STATED EXERCISE —
List each line of the items below that contains the string "中文学术润色". Letter case must match.

* START TASK INPUT *

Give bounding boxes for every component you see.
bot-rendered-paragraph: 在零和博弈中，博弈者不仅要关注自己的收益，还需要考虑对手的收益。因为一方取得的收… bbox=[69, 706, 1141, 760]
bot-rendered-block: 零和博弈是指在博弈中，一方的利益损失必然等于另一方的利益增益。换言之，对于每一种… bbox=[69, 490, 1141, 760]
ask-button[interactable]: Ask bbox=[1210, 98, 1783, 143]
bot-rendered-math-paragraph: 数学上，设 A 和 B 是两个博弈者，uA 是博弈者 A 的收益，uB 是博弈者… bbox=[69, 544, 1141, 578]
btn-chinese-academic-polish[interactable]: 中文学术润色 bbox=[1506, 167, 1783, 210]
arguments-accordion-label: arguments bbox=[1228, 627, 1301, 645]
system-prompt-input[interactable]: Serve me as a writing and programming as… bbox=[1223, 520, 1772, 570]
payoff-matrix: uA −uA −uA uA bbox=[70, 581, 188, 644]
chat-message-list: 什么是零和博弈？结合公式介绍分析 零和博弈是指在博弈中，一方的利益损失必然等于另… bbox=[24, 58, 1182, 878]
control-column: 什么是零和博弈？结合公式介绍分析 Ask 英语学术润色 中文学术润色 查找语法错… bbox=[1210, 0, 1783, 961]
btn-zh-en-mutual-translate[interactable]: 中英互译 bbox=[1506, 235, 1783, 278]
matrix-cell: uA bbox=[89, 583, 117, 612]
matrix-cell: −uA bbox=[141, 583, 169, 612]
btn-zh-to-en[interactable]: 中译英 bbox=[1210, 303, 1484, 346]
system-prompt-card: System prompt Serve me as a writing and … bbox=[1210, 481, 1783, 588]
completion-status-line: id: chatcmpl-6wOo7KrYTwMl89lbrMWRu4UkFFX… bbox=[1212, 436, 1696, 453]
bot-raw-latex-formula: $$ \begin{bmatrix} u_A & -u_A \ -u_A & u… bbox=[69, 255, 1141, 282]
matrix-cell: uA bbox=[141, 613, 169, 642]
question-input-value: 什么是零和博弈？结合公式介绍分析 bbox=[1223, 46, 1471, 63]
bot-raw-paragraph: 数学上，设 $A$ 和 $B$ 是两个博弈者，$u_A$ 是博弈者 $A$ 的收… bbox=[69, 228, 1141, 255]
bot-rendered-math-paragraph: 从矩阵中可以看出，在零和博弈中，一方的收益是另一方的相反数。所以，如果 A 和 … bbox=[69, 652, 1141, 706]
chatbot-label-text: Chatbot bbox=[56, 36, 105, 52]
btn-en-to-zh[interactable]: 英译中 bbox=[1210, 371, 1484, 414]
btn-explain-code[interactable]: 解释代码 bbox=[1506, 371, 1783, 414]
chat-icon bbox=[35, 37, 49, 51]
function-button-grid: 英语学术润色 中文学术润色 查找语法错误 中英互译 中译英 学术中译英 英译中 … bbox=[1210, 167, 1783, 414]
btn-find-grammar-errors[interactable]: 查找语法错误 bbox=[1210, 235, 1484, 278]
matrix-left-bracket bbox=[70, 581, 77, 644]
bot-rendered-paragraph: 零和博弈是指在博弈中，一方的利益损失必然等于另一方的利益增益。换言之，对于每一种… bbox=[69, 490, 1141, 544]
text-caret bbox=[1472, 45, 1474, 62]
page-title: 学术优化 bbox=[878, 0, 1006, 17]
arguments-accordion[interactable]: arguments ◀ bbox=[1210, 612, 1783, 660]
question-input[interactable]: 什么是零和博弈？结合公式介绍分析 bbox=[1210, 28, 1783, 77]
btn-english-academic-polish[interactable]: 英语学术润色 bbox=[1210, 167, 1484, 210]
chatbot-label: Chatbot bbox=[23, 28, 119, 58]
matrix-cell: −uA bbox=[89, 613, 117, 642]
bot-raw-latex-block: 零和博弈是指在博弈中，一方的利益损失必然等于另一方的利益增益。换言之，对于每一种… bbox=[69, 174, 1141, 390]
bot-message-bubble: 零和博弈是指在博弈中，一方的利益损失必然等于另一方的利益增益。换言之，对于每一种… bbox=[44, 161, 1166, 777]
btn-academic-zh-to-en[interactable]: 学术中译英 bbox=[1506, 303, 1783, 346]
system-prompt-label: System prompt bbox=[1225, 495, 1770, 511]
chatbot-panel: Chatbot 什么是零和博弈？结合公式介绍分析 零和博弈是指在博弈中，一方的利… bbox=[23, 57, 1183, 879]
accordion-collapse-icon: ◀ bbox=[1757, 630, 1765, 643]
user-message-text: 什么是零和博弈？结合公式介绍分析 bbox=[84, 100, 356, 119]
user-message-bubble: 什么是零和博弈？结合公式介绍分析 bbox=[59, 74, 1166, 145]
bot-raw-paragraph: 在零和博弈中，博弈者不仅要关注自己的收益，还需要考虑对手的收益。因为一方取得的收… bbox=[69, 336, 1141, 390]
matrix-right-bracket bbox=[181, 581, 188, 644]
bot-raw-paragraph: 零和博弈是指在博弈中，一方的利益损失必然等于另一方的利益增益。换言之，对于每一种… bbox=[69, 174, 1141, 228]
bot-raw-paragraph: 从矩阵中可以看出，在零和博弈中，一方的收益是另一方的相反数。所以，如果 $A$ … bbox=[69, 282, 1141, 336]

* END TASK INPUT *

WRITTEN SOLUTION —
btn-chinese-academic-polish[interactable]: 中文学术润色 bbox=[1506, 167, 1783, 210]
control-column: 什么是零和博弈？结合公式介绍分析 Ask 英语学术润色 中文学术润色 查找语法错… bbox=[1210, 0, 1783, 961]
function-button-grid: 英语学术润色 中文学术润色 查找语法错误 中英互译 中译英 学术中译英 英译中 … bbox=[1210, 167, 1783, 414]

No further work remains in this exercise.